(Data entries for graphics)
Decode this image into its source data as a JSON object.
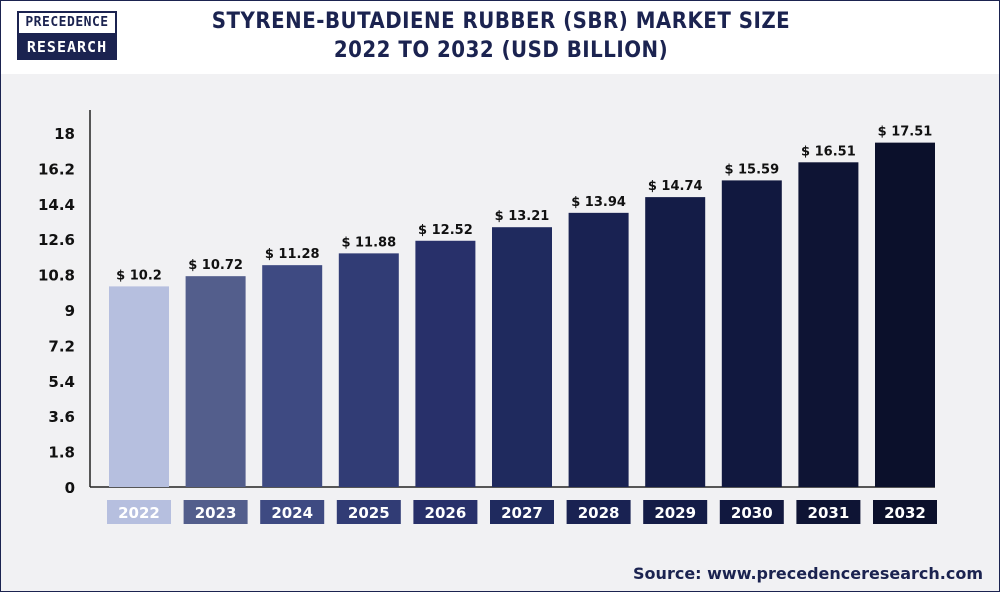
{
  "brand": {
    "line1": "PRECEDENCE",
    "line2": "RESEARCH"
  },
  "header": {
    "title_line1": "STYRENE-BUTADIENE RUBBER (SBR) MARKET SIZE",
    "title_line2": "2022 TO 2032 (USD BILLION)"
  },
  "source": "Source: www.precedenceresearch.com",
  "chart_data": {
    "type": "bar",
    "title": "STYRENE-BUTADIENE RUBBER (SBR) MARKET SIZE 2022 TO 2032 (USD BILLION)",
    "categories": [
      "2022",
      "2023",
      "2024",
      "2025",
      "2026",
      "2027",
      "2028",
      "2029",
      "2030",
      "2031",
      "2032"
    ],
    "values": [
      10.2,
      10.72,
      11.28,
      11.88,
      12.52,
      13.21,
      13.94,
      14.74,
      15.59,
      16.51,
      17.51
    ],
    "data_labels": [
      "$ 10.2",
      "$ 10.72",
      "$ 11.28",
      "$ 11.88",
      "$ 12.52",
      "$ 13.21",
      "$ 13.94",
      "$ 14.74",
      "$ 15.59",
      "$ 16.51",
      "$ 17.51"
    ],
    "yticks": [
      "0",
      "1.8",
      "3.6",
      "5.4",
      "7.2",
      "9",
      "10.8",
      "12.6",
      "14.4",
      "16.2",
      "18"
    ],
    "ylim": [
      0,
      18
    ],
    "xlabel": "",
    "ylabel": "",
    "grid": false,
    "legend": "none",
    "colors": [
      "#b6bfdf",
      "#535e8c",
      "#3e4a82",
      "#313c75",
      "#28306a",
      "#1f2a5e",
      "#192252",
      "#141c47",
      "#11183f",
      "#0e1434",
      "#0b102b"
    ]
  }
}
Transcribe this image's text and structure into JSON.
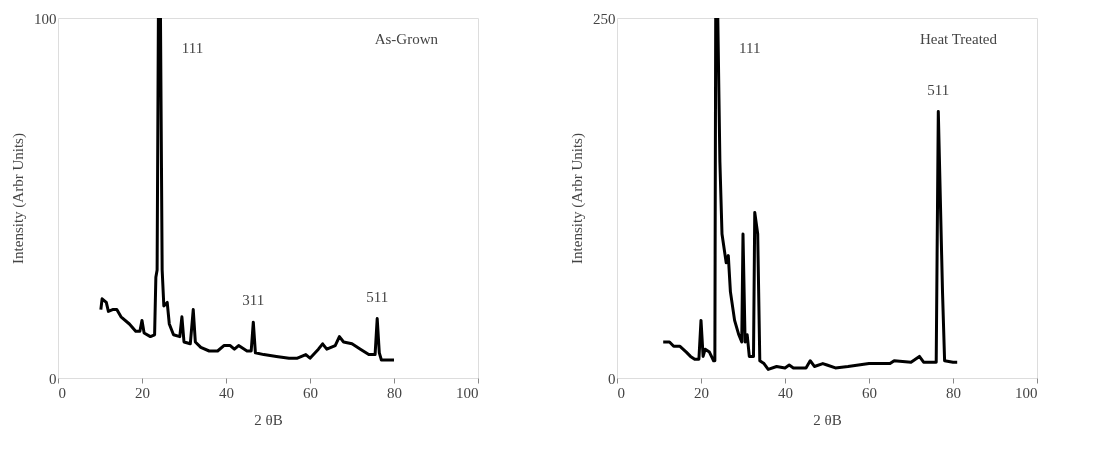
{
  "chart_data": [
    {
      "type": "line",
      "xlabel": "2 θB",
      "ylabel": "Intensity (Arbr Units)",
      "xlim": [
        0,
        100
      ],
      "xticks": [
        0,
        20,
        40,
        60,
        80,
        100
      ],
      "ylim": [
        0,
        100
      ],
      "yticks": [
        0,
        100
      ],
      "grid": false,
      "marker": "none",
      "line_style": "solid",
      "annotations": [
        {
          "text": "111",
          "x": 24.4,
          "y": 100
        },
        {
          "text": "311",
          "x": 46.5,
          "y": 15.5
        },
        {
          "text": "511",
          "x": 76,
          "y": 16.5
        },
        "As-Grown"
      ],
      "series": [
        {
          "color": "#000000",
          "x": [
            10.2,
            10.5,
            11.5,
            12,
            13,
            14,
            15,
            17,
            18.5,
            19.5,
            20,
            20.5,
            22,
            23,
            23.3,
            23.6,
            23.9,
            24.4,
            24.8,
            25.2,
            26,
            26.5,
            27.5,
            29,
            29.5,
            30,
            31.5,
            32.2,
            32.7,
            34,
            36,
            38,
            39.5,
            41,
            42,
            43,
            45,
            46,
            46.5,
            47,
            49,
            52,
            55,
            57,
            59,
            60,
            62,
            63,
            64,
            66,
            67,
            68,
            70,
            72,
            74,
            75.5,
            76,
            76.5,
            77,
            79,
            80
          ],
          "values": [
            19,
            22,
            21,
            18.5,
            19,
            19,
            17,
            15,
            13,
            13,
            16,
            12.5,
            11.5,
            12,
            28,
            30,
            100,
            100,
            30,
            20,
            21,
            15,
            12,
            11.5,
            17,
            10,
            9.5,
            19,
            10,
            8.5,
            7.5,
            7.5,
            9,
            9,
            8,
            9,
            7.5,
            7.5,
            15.5,
            7,
            6.5,
            6,
            5.5,
            5.5,
            6.5,
            5.5,
            8,
            9.5,
            8,
            9,
            11.5,
            10,
            9.5,
            8,
            6.5,
            6.5,
            16.5,
            7,
            5,
            5,
            5
          ]
        }
      ]
    },
    {
      "type": "line",
      "xlabel": "2 θB",
      "ylabel": "Intensity (Arbr Units)",
      "xlim": [
        0,
        100
      ],
      "xticks": [
        0,
        20,
        40,
        60,
        80,
        100
      ],
      "ylim": [
        0,
        250
      ],
      "yticks": [
        0,
        250
      ],
      "grid": false,
      "marker": "none",
      "line_style": "solid",
      "annotations": [
        {
          "text": "111",
          "x": 24,
          "y": 250
        },
        {
          "text": "511",
          "x": 76.5,
          "y": 185
        },
        "Heat Treated"
      ],
      "series": [
        {
          "color": "#000000",
          "x": [
            11,
            12.5,
            13.5,
            15,
            16.5,
            17.5,
            18.5,
            19.5,
            20,
            20.5,
            21,
            22,
            23,
            23.3,
            23.5,
            24,
            24.5,
            25,
            26,
            26.5,
            27,
            28,
            29,
            29.7,
            30,
            30.5,
            31,
            31.5,
            32.5,
            32.8,
            33.5,
            34,
            35,
            36,
            38,
            40,
            41,
            42,
            45,
            46,
            47,
            49,
            50,
            52,
            55,
            60,
            65,
            66,
            70,
            72,
            73,
            76,
            76.5,
            77.5,
            78,
            80,
            81
          ],
          "values": [
            25,
            25,
            22,
            22,
            18,
            15,
            13,
            13,
            40,
            15,
            20,
            18,
            12,
            12,
            250,
            250,
            150,
            100,
            80,
            85,
            60,
            40,
            30,
            25,
            100,
            25,
            30,
            15,
            15,
            115,
            100,
            12,
            10,
            6,
            8,
            7,
            9,
            7,
            7,
            12,
            8,
            10,
            9,
            7,
            8,
            10,
            10,
            12,
            11,
            15,
            11,
            11,
            185,
            60,
            12,
            11,
            11
          ]
        }
      ]
    }
  ]
}
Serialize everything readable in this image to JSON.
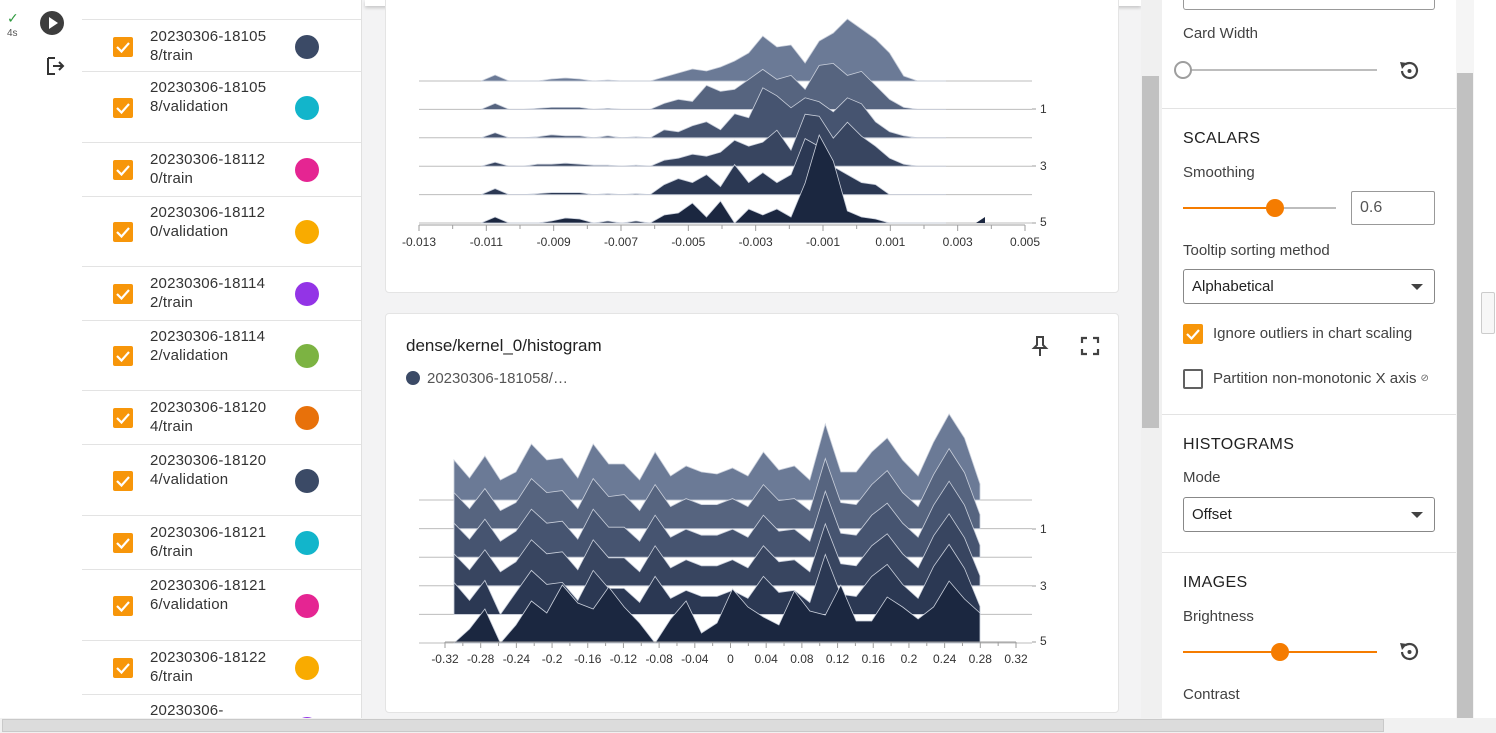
{
  "rail": {
    "status_icon": "check-icon",
    "elapsed": "4s",
    "play_icon": "play-icon",
    "export_icon": "export-icon"
  },
  "runs": [
    {
      "label": "20230306-181058/train",
      "color": "#3b4a66"
    },
    {
      "label": "20230306-181058/validation",
      "color": "#12b5cb"
    },
    {
      "label": "20230306-181120/train",
      "color": "#e52592"
    },
    {
      "label": "20230306-181120/validation",
      "color": "#f9ab00"
    },
    {
      "label": "20230306-181142/train",
      "color": "#9334e6"
    },
    {
      "label": "20230306-181142/validation",
      "color": "#7cb342"
    },
    {
      "label": "20230306-181204/train",
      "color": "#e8710a"
    },
    {
      "label": "20230306-181204/validation",
      "color": "#3b4a66"
    },
    {
      "label": "20230306-181216/train",
      "color": "#12b5cb"
    },
    {
      "label": "20230306-181216/validation",
      "color": "#e52592"
    },
    {
      "label": "20230306-181226/train",
      "color": "#f9ab00"
    },
    {
      "label": "20230306-",
      "color": "#9334e6"
    }
  ],
  "cards": [
    {
      "title": "",
      "legend": "",
      "x_ticks": [
        "-0.013",
        "-0.011",
        "-0.009",
        "-0.007",
        "-0.005",
        "-0.003",
        "-0.001",
        "0.001",
        "0.003",
        "0.005"
      ],
      "y_ticks": [
        "1",
        "3",
        "5"
      ]
    },
    {
      "title": "dense/kernel_0/histogram",
      "legend": "20230306-181058/…",
      "pin_icon": "pin-icon",
      "fullscreen_icon": "fullscreen-icon",
      "x_ticks": [
        "-0.32",
        "-0.28",
        "-0.24",
        "-0.2",
        "-0.16",
        "-0.12",
        "-0.08",
        "-0.04",
        "0",
        "0.04",
        "0.08",
        "0.12",
        "0.16",
        "0.2",
        "0.24",
        "0.28",
        "0.32"
      ],
      "y_ticks": [
        "1",
        "3",
        "5"
      ]
    }
  ],
  "settings": {
    "card_width_label": "Card Width",
    "scalars_heading": "SCALARS",
    "smoothing_label": "Smoothing",
    "smoothing_value": "0.6",
    "smoothing_fraction": 0.6,
    "tooltip_label": "Tooltip sorting method",
    "tooltip_value": "Alphabetical",
    "ignore_outliers_label": "Ignore outliers in chart scaling",
    "ignore_outliers_checked": true,
    "partition_label": "Partition non-monotonic X axis",
    "partition_checked": false,
    "histograms_heading": "HISTOGRAMS",
    "mode_label": "Mode",
    "mode_value": "Offset",
    "images_heading": "IMAGES",
    "brightness_label": "Brightness",
    "contrast_label": "Contrast",
    "accent_color": "#f57c00",
    "reset_icon": "reset-icon",
    "help_icon": "help-icon"
  }
}
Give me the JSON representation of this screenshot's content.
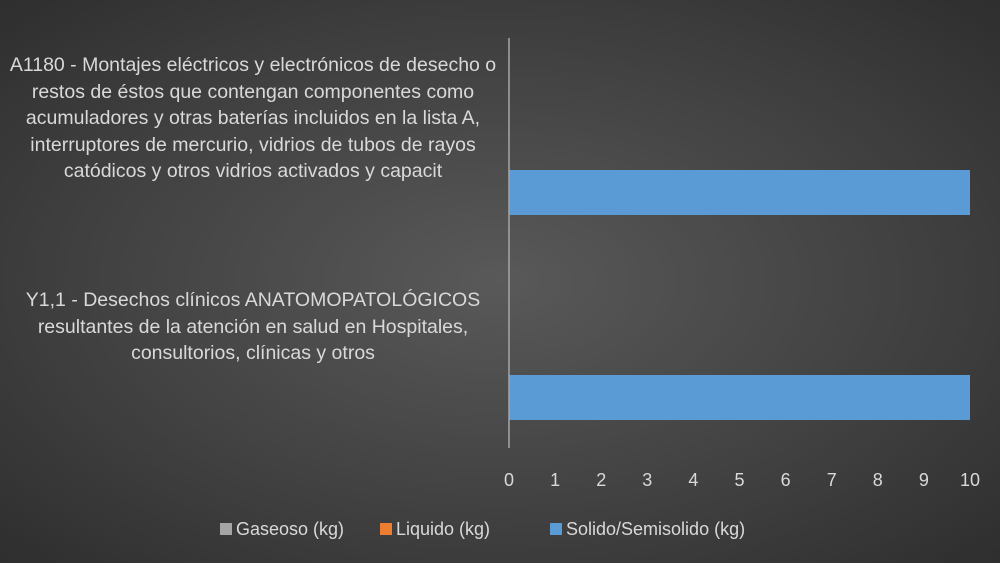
{
  "chart_data": {
    "type": "hbar",
    "categories": [
      "A1180 - Montajes eléctricos y electrónicos de desecho o restos de éstos que contengan componentes como acumuladores y otras baterías incluidos en la lista A, interruptores de mercurio, vidrios de tubos de rayos catódicos y otros vidrios activados y capacit",
      "Y1,1 - Desechos clínicos ANATOMOPATOLÓGICOS resultantes de la atención en salud en Hospitales, consultorios, clínicas y otros"
    ],
    "series": [
      {
        "name": "Gaseoso (kg)",
        "color": "#a5a5a5",
        "values": [
          0,
          0
        ]
      },
      {
        "name": "Liquido (kg)",
        "color": "#ed7d31",
        "values": [
          0,
          0
        ]
      },
      {
        "name": "Solido/Semisolido (kg)",
        "color": "#5b9bd5",
        "values": [
          10,
          10
        ]
      }
    ],
    "xlim": [
      0,
      10
    ],
    "xticks": [
      0,
      1,
      2,
      3,
      4,
      5,
      6,
      7,
      8,
      9,
      10
    ],
    "legend": "bottom"
  }
}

Written request:
Pull every line holding "icon" out of the records.

Answer to the task:
    "status_icon": "check-icon",
    "play_icon": "play-icon",
    "export_icon": "export-icon"
      "pin_icon": "pin-icon",
      "fullscreen_icon": "fullscreen-icon",
    "reset_icon": "reset-icon",
    "help_icon": "help-icon"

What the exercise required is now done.